Così la Befana divenne apprendista sciamana. Perché solo il sogno è magia e la magia fa sognare. Perché solo il sogno non conosce il tempo e il mistero è nella vita che vorremmo vivere. La Befana disse a Baldassarre: “La mia bellezza non aveva senso prima di incontrarvi. Ora io sono un volo e la magia mi porta a far sognare. Anche se solo per un frammento di vita. Vorrei che si capisse che in ogni sogno c’è un’onda del sorriso che sempre dovrebbe non perdersi dentro di noi”.

I Re Magi ritornarono, con l’Occidente nel cuore, nel loro Oriente e, con la pazienza dei camminatori, accesero un grande falò sotto la luna di gennaio, mentre la Befana mai divenne vecchia e brutta perché è sempre la bellezza che vince. Intorno al falò la Befana danzò il ballo dei portatori dei sogni”.

C’è un antico canto che recita: “La Befana ha l’eleganza della luna/scende con i sogni dopo il ballo di mezzanotte/tra le attese e le partenze/mai stanca e sempre sorridente/ con i profumi delle fresie/gioca a far alba/per sconfiggere ogni ombra/che la notte porta con sé”. Non ricordo più se è realmente un antico canto, oppure una mia versione tra le camminate antropologiche delle civiltà che da anni (decenni) coltivo, e che mi hanno dato la possibilità di capire i processi storici dei popoli attraverso una dimensione non soltanto storiografica ma rituale.

CONSEGNA: Trascrivi senza alcuna modifica il passo dell'estratto che si apre con le parole contenenti "C’è un antico" e si chiude con "storiografica ma rituale.".

DATI FORNITI:
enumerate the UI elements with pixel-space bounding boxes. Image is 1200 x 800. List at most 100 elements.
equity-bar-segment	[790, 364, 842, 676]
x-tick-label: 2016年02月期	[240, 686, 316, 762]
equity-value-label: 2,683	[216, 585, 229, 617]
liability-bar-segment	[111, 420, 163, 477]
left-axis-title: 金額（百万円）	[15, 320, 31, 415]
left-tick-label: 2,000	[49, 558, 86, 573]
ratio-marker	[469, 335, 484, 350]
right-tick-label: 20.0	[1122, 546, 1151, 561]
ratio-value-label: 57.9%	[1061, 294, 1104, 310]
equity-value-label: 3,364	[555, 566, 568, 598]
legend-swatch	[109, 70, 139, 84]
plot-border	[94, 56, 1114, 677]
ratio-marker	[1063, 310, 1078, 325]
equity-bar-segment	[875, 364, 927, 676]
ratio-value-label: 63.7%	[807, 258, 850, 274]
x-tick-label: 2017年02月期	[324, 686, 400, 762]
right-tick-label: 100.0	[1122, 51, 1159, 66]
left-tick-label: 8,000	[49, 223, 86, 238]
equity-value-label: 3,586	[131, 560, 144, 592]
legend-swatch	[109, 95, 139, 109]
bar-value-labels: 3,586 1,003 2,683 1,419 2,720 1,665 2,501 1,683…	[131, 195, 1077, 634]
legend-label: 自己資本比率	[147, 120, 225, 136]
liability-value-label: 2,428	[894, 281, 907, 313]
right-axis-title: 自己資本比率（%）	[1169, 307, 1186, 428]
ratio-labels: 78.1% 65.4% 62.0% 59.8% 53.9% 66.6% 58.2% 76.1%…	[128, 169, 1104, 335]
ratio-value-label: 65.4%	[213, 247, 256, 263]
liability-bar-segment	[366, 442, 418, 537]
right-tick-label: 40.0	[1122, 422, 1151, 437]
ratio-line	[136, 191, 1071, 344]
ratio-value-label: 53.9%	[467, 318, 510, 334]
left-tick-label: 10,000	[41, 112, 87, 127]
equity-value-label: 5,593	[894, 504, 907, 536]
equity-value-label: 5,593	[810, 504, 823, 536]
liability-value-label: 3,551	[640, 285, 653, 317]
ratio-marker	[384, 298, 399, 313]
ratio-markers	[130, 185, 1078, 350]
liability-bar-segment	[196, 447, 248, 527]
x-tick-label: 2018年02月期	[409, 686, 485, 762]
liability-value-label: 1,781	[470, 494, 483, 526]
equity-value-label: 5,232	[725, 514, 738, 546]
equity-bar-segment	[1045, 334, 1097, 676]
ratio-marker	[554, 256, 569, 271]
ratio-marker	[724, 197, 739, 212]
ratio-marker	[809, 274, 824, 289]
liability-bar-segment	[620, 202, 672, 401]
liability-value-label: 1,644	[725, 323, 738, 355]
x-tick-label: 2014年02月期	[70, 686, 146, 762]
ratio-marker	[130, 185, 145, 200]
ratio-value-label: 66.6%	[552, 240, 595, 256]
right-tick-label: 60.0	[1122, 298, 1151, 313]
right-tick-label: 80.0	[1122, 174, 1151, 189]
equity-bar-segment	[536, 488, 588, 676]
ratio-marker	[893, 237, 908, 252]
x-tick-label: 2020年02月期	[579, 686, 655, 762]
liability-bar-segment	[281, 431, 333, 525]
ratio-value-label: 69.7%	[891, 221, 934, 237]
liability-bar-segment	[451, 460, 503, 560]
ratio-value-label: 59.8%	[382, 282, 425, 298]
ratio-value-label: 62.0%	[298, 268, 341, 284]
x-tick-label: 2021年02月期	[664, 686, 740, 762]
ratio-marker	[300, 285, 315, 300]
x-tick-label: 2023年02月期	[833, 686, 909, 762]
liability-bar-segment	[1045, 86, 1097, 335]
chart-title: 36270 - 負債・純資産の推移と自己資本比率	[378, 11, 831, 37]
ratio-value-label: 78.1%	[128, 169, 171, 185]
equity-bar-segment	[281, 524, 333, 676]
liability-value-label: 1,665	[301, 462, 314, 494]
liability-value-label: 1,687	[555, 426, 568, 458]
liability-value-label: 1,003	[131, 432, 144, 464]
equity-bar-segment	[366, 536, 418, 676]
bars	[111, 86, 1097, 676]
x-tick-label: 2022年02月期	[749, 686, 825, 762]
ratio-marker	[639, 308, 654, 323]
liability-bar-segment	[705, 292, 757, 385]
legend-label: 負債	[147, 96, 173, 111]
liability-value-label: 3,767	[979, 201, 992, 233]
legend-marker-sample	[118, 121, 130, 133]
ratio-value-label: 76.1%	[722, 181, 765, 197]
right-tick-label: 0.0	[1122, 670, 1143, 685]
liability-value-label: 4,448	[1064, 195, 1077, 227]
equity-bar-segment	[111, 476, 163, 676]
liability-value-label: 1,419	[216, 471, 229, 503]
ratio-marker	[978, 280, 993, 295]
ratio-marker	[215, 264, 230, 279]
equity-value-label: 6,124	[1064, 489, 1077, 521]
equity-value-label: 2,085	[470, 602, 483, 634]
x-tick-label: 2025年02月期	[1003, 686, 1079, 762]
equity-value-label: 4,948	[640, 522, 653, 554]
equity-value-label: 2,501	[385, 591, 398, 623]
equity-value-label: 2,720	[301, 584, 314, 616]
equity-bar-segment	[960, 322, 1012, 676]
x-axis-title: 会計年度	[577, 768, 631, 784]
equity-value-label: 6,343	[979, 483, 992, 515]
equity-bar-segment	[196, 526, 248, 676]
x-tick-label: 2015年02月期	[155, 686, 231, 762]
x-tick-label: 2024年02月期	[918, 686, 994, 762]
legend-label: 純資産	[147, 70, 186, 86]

SVOLGIMENTO:
C’è un antico canto che recita: “La Befana ha l’eleganza della luna/scende con i sogni dopo il ballo di mezzanotte/tra le attese e le partenze/mai stanca e sempre sorridente/ con i profumi delle fresie/gioca a far alba/per sconfiggere ogni ombra/che la notte porta con sé”. Non ricordo più se è realmente un antico canto, oppure una mia versione tra le camminate antropologiche delle civiltà che da anni (decenni) coltivo, e che mi hanno dato la possibilità di capire i processi storici dei popoli attraverso una dimensione non soltanto storiografica ma rituale.